### Given task
Check every line below for the word "长河落日圆" and copy the ones that have it.

### Extracted material
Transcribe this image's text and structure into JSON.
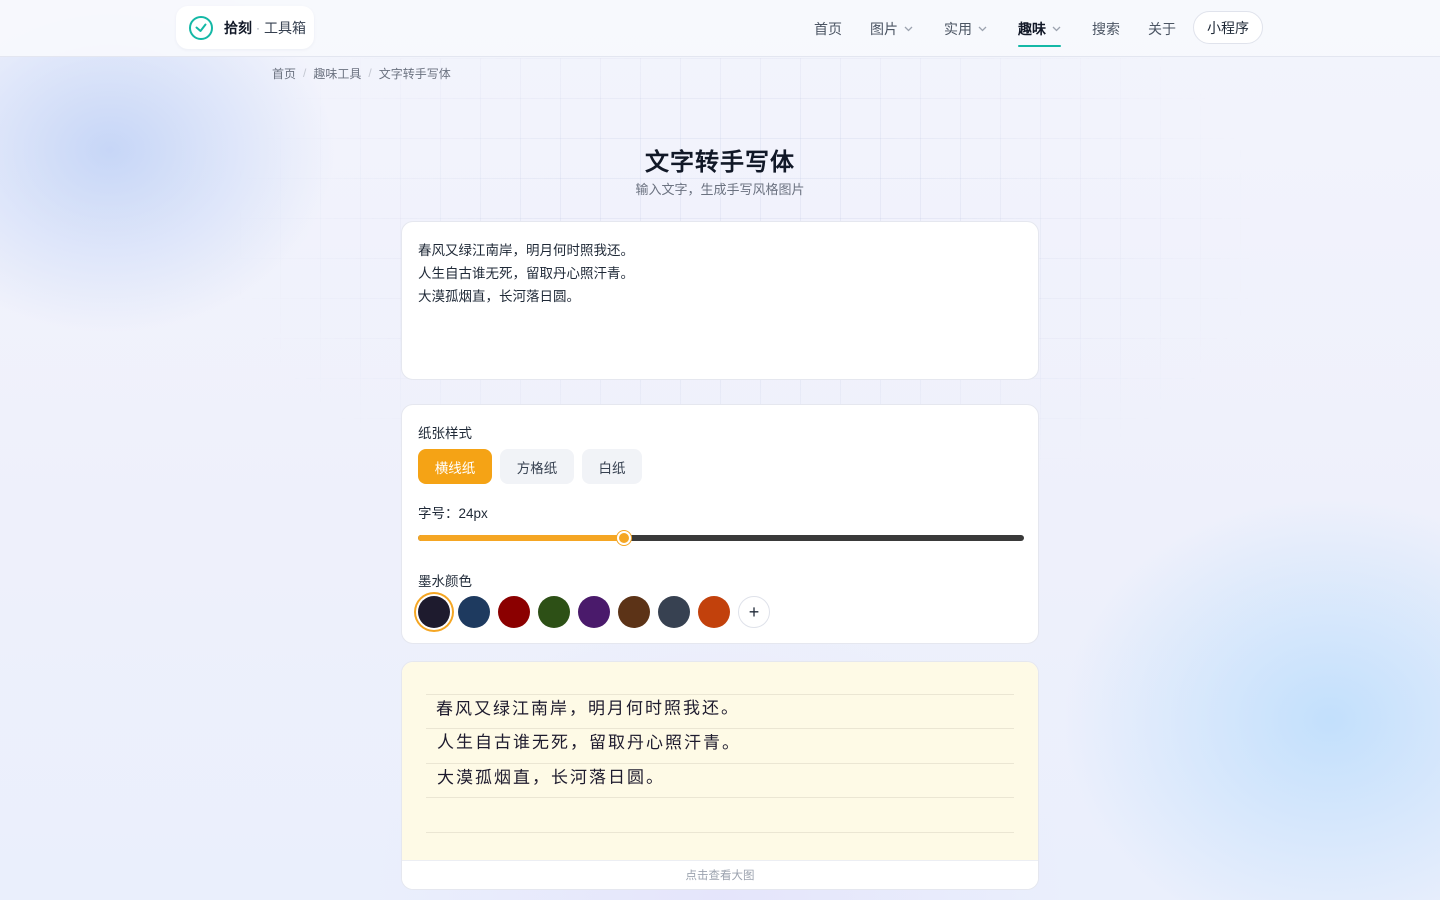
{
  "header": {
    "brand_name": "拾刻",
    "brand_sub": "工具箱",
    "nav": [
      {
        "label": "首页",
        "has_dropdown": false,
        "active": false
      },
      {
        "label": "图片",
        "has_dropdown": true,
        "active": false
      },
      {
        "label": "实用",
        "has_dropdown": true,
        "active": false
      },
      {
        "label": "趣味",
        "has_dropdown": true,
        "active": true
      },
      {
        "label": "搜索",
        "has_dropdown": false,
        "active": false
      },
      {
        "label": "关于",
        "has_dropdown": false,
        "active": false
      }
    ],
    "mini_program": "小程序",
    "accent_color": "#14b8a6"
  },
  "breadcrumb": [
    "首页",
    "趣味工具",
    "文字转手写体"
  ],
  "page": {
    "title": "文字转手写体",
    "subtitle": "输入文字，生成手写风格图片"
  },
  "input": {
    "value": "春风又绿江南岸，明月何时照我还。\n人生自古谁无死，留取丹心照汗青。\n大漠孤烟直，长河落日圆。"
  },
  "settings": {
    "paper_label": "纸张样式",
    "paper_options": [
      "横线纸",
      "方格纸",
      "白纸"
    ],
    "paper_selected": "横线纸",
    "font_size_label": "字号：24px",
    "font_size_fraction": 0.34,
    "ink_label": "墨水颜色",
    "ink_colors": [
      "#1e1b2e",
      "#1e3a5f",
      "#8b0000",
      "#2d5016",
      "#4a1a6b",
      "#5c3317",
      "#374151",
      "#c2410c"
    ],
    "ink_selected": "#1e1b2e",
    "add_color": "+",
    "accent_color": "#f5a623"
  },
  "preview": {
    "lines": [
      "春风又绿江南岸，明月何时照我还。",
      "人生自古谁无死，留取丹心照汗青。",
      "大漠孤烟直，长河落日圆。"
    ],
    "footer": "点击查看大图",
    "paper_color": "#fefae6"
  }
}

### Written solution
    "value": "春风又绿江南岸，明月何时照我还。\n人生自古谁无死，留取丹心照汗青。\n大漠孤烟直，长河落日圆。"
      "大漠孤烟直，长河落日圆。"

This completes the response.